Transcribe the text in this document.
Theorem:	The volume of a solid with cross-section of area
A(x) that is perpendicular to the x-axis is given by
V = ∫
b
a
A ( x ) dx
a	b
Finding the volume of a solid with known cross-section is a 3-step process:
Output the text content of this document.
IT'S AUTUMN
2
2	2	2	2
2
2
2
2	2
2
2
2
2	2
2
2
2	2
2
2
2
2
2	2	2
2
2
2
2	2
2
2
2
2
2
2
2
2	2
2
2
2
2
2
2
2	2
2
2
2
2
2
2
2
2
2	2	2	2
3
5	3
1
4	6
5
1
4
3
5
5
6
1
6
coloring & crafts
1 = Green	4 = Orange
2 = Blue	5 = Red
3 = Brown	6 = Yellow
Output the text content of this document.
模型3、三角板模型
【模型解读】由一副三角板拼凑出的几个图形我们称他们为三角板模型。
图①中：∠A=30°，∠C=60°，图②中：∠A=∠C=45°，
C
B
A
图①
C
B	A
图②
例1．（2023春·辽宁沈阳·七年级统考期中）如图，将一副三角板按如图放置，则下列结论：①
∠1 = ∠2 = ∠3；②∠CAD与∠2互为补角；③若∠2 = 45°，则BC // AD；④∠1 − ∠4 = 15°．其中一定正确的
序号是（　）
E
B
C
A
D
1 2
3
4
----------------
Extract all lines containing the word "cross".

> Reply:
Theorem:	The volume of a solid with cross-section of area
Finding the volume of a solid with known cross-section is a 3-step process:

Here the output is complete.